▶ [RECORD EXTRACTS]:
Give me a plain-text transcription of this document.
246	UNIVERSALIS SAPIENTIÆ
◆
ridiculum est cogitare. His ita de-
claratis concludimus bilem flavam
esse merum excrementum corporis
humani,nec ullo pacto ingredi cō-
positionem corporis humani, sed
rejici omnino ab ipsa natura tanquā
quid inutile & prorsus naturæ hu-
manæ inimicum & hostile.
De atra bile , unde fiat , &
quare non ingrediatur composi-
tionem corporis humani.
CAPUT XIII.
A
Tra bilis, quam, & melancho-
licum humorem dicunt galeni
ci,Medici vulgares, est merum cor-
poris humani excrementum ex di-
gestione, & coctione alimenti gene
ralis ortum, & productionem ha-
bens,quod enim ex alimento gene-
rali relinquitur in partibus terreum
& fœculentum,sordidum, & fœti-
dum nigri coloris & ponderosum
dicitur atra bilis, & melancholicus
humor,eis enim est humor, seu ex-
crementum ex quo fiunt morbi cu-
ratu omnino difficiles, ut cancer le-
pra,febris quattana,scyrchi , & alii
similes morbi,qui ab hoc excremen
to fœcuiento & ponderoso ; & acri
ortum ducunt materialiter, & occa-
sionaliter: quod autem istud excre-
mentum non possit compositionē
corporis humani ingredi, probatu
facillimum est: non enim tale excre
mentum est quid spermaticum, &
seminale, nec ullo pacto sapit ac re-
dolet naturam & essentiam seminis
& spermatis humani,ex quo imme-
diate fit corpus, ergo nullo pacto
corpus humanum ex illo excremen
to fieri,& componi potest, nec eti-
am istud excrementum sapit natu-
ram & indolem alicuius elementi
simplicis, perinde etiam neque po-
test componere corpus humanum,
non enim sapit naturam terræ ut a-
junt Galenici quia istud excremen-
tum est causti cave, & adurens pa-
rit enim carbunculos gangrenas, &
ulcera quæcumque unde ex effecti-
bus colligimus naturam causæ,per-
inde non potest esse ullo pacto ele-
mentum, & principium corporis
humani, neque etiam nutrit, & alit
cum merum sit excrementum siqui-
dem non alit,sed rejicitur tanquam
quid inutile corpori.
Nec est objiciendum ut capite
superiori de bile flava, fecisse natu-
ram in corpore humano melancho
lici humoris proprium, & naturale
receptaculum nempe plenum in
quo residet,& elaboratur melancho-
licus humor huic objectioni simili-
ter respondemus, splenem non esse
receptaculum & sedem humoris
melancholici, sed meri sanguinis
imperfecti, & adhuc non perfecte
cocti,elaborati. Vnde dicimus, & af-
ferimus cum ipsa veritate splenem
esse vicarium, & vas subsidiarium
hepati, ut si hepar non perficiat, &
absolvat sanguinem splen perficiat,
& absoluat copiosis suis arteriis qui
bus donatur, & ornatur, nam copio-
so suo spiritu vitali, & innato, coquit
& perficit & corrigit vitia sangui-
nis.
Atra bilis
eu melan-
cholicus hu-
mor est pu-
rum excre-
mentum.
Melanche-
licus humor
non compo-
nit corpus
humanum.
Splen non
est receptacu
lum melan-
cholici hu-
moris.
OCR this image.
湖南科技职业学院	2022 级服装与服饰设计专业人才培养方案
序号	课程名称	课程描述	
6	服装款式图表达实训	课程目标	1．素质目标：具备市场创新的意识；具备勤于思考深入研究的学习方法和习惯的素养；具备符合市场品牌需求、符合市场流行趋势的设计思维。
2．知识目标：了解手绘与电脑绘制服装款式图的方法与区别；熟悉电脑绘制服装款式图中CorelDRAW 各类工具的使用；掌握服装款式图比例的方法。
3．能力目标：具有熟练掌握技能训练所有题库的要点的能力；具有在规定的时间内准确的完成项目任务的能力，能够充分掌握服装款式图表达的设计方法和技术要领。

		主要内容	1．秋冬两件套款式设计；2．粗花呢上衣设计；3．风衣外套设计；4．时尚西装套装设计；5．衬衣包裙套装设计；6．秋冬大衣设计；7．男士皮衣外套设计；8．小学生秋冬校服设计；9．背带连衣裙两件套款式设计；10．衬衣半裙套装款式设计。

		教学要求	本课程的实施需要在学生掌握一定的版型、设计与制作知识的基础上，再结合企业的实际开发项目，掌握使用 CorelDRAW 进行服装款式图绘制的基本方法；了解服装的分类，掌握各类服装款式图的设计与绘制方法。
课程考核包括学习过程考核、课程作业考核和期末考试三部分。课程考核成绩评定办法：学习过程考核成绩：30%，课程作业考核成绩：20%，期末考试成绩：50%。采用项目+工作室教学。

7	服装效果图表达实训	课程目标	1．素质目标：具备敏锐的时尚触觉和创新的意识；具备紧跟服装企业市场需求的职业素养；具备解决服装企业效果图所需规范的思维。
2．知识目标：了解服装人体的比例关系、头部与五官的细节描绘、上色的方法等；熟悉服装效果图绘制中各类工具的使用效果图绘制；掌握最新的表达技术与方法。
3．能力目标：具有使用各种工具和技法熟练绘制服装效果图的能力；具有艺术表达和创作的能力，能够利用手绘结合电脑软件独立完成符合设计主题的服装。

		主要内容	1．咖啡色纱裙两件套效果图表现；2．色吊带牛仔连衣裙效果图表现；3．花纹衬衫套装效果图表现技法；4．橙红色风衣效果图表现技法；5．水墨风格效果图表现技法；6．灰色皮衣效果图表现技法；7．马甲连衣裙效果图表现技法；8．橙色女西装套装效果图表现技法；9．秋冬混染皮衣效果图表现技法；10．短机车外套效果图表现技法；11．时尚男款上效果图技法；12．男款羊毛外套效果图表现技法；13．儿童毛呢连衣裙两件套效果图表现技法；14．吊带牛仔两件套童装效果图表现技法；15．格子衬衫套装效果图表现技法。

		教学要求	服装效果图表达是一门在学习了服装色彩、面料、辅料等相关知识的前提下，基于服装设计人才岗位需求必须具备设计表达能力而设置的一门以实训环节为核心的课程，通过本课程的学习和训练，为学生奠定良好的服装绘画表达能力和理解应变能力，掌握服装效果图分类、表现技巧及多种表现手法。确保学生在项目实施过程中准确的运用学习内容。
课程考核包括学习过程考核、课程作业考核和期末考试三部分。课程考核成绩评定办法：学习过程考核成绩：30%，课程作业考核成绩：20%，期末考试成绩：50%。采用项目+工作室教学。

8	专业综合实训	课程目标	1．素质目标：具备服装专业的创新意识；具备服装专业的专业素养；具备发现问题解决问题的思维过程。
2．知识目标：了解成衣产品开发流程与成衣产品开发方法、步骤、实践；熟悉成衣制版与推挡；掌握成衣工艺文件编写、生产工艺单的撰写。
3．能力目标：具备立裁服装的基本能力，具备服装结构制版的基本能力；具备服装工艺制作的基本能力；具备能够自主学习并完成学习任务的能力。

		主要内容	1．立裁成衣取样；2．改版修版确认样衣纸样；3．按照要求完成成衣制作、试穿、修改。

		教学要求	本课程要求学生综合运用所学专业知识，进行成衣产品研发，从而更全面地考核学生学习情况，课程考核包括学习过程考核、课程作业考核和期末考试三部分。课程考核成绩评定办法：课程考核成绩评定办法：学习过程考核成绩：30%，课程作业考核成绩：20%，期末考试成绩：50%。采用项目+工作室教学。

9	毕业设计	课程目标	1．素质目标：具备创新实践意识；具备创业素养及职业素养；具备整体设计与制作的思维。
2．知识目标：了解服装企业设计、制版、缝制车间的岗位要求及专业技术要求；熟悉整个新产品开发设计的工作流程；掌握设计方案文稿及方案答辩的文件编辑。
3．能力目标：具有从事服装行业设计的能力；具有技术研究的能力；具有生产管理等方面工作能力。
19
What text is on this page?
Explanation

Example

▶ [SET EXERCISE]: All of the entries must be quoted exactly; please include each one.

▶ [SOLUTION FOR THIS EXERCISE]:
Give me a plain-text transcription of this document.
246	UNIVERSALIS SAPIENTIÆ
◆
ridiculum est cogitare. His ita de-
claratis concludimus bilem flavam
esse merum excrementum corporis
humani,nec ullo pacto ingredi cō-
positionem corporis humani, sed
rejici omnino ab ipsa natura tanquā
quid inutile & prorsus naturæ hu-
manæ inimicum & hostile.
De atra bile , unde fiat , &
quare non ingrediatur composi-
tionem corporis humani.
CAPUT XIII.
A
Tra bilis, quam, & melancho-
licum humorem dicunt galeni
ci,Medici vulgares, est merum cor-
poris humani excrementum ex di-
gestione, & coctione alimenti gene
ralis ortum, & productionem ha-
bens,quod enim ex alimento gene-
rali relinquitur in partibus terreum
& fœculentum,sordidum, & fœti-
dum nigri coloris & ponderosum
dicitur atra bilis, & melancholicus
humor,eis enim est humor, seu ex-
crementum ex quo fiunt morbi cu-
ratu omnino difficiles, ut cancer le-
pra,febris quattana,scyrchi , & alii
similes morbi,qui ab hoc excremen
to fœcuiento & ponderoso ; & acri
ortum ducunt materialiter, & occa-
sionaliter: quod autem istud excre-
mentum non possit compositionē
corporis humani ingredi, probatu
facillimum est: non enim tale excre
mentum est quid spermaticum, &
seminale, nec ullo pacto sapit ac re-
dolet naturam & essentiam seminis
& spermatis humani,ex quo imme-
diate fit corpus, ergo nullo pacto
corpus humanum ex illo excremen
to fieri,& componi potest, nec eti-
am istud excrementum sapit natu-
ram & indolem alicuius elementi
simplicis, perinde etiam neque po-
test componere corpus humanum,
non enim sapit naturam terræ ut a-
junt Galenici quia istud excremen-
tum est causti cave, & adurens pa-
rit enim carbunculos gangrenas, &
ulcera quæcumque unde ex effecti-
bus colligimus naturam causæ,per-
inde non potest esse ullo pacto ele-
mentum, & principium corporis
humani, neque etiam nutrit, & alit
cum merum sit excrementum siqui-
dem non alit,sed rejicitur tanquam
quid inutile corpori.
Nec est objiciendum ut capite
superiori de bile flava, fecisse natu-
ram in corpore humano melancho
lici humoris proprium, & naturale
receptaculum nempe plenum in
quo residet,& elaboratur melancho-
licus humor huic objectioni simili-
ter respondemus, splenem non esse
receptaculum & sedem humoris
melancholici, sed meri sanguinis
imperfecti, & adhuc non perfecte
cocti,elaborati. Vnde dicimus, & af-
ferimus cum ipsa veritate splenem
esse vicarium, & vas subsidiarium
hepati, ut si hepar non perficiat, &
absolvat sanguinem splen perficiat,
& absoluat copiosis suis arteriis qui
bus donatur, & ornatur, nam copio-
so suo spiritu vitali, & innato, coquit
& perficit & corrigit vitia sangui-
nis.
Atra bilis
eu melan-
cholicus hu-
mor est pu-
rum excre-
mentum.
Melanche-
licus humor
non compo-
nit corpus
humanum.
Splen non
est receptacu
lum melan-
cholici hu-
moris.
OCR this image.
湖南科技职业学院	2022 级服装与服饰设计专业人才培养方案
序号	课程名称	课程描述	
6	服装款式图表达实训	课程目标	1．素质目标：具备市场创新的意识；具备勤于思考深入研究的学习方法和习惯的素养；具备符合市场品牌需求、符合市场流行趋势的设计思维。
2．知识目标：了解手绘与电脑绘制服装款式图的方法与区别；熟悉电脑绘制服装款式图中CorelDRAW 各类工具的使用；掌握服装款式图比例的方法。
3．能力目标：具有熟练掌握技能训练所有题库的要点的能力；具有在规定的时间内准确的完成项目任务的能力，能够充分掌握服装款式图表达的设计方法和技术要领。

		主要内容	1．秋冬两件套款式设计；2．粗花呢上衣设计；3．风衣外套设计；4．时尚西装套装设计；5．衬衣包裙套装设计；6．秋冬大衣设计；7．男士皮衣外套设计；8．小学生秋冬校服设计；9．背带连衣裙两件套款式设计；10．衬衣半裙套装款式设计。

		教学要求	本课程的实施需要在学生掌握一定的版型、设计与制作知识的基础上，再结合企业的实际开发项目，掌握使用 CorelDRAW 进行服装款式图绘制的基本方法；了解服装的分类，掌握各类服装款式图的设计与绘制方法。
课程考核包括学习过程考核、课程作业考核和期末考试三部分。课程考核成绩评定办法：学习过程考核成绩：30%，课程作业考核成绩：20%，期末考试成绩：50%。采用项目+工作室教学。

7	服装效果图表达实训	课程目标	1．素质目标：具备敏锐的时尚触觉和创新的意识；具备紧跟服装企业市场需求的职业素养；具备解决服装企业效果图所需规范的思维。
2．知识目标：了解服装人体的比例关系、头部与五官的细节描绘、上色的方法等；熟悉服装效果图绘制中各类工具的使用效果图绘制；掌握最新的表达技术与方法。
3．能力目标：具有使用各种工具和技法熟练绘制服装效果图的能力；具有艺术表达和创作的能力，能够利用手绘结合电脑软件独立完成符合设计主题的服装。

		主要内容	1．咖啡色纱裙两件套效果图表现；2．色吊带牛仔连衣裙效果图表现；3．花纹衬衫套装效果图表现技法；4．橙红色风衣效果图表现技法；5．水墨风格效果图表现技法；6．灰色皮衣效果图表现技法；7．马甲连衣裙效果图表现技法；8．橙色女西装套装效果图表现技法；9．秋冬混染皮衣效果图表现技法；10．短机车外套效果图表现技法；11．时尚男款上效果图技法；12．男款羊毛外套效果图表现技法；13．儿童毛呢连衣裙两件套效果图表现技法；14．吊带牛仔两件套童装效果图表现技法；15．格子衬衫套装效果图表现技法。

		教学要求	服装效果图表达是一门在学习了服装色彩、面料、辅料等相关知识的前提下，基于服装设计人才岗位需求必须具备设计表达能力而设置的一门以实训环节为核心的课程，通过本课程的学习和训练，为学生奠定良好的服装绘画表达能力和理解应变能力，掌握服装效果图分类、表现技巧及多种表现手法。确保学生在项目实施过程中准确的运用学习内容。
课程考核包括学习过程考核、课程作业考核和期末考试三部分。课程考核成绩评定办法：学习过程考核成绩：30%，课程作业考核成绩：20%，期末考试成绩：50%。采用项目+工作室教学。

8	专业综合实训	课程目标	1．素质目标：具备服装专业的创新意识；具备服装专业的专业素养；具备发现问题解决问题的思维过程。
2．知识目标：了解成衣产品开发流程与成衣产品开发方法、步骤、实践；熟悉成衣制版与推挡；掌握成衣工艺文件编写、生产工艺单的撰写。
3．能力目标：具备立裁服装的基本能力，具备服装结构制版的基本能力；具备服装工艺制作的基本能力；具备能够自主学习并完成学习任务的能力。

		主要内容	1．立裁成衣取样；2．改版修版确认样衣纸样；3．按照要求完成成衣制作、试穿、修改。

		教学要求	本课程要求学生综合运用所学专业知识，进行成衣产品研发，从而更全面地考核学生学习情况，课程考核包括学习过程考核、课程作业考核和期末考试三部分。课程考核成绩评定办法：课程考核成绩评定办法：学习过程考核成绩：30%，课程作业考核成绩：20%，期末考试成绩：50%。采用项目+工作室教学。

9	毕业设计	课程目标	1．素质目标：具备创新实践意识；具备创业素养及职业素养；具备整体设计与制作的思维。
2．知识目标：了解服装企业设计、制版、缝制车间的岗位要求及专业技术要求；熟悉整个新产品开发设计的工作流程；掌握设计方案文稿及方案答辩的文件编辑。
3．能力目标：具有从事服装行业设计的能力；具有技术研究的能力；具有生产管理等方面工作能力。
19
What text is on this page?
Explanation

Example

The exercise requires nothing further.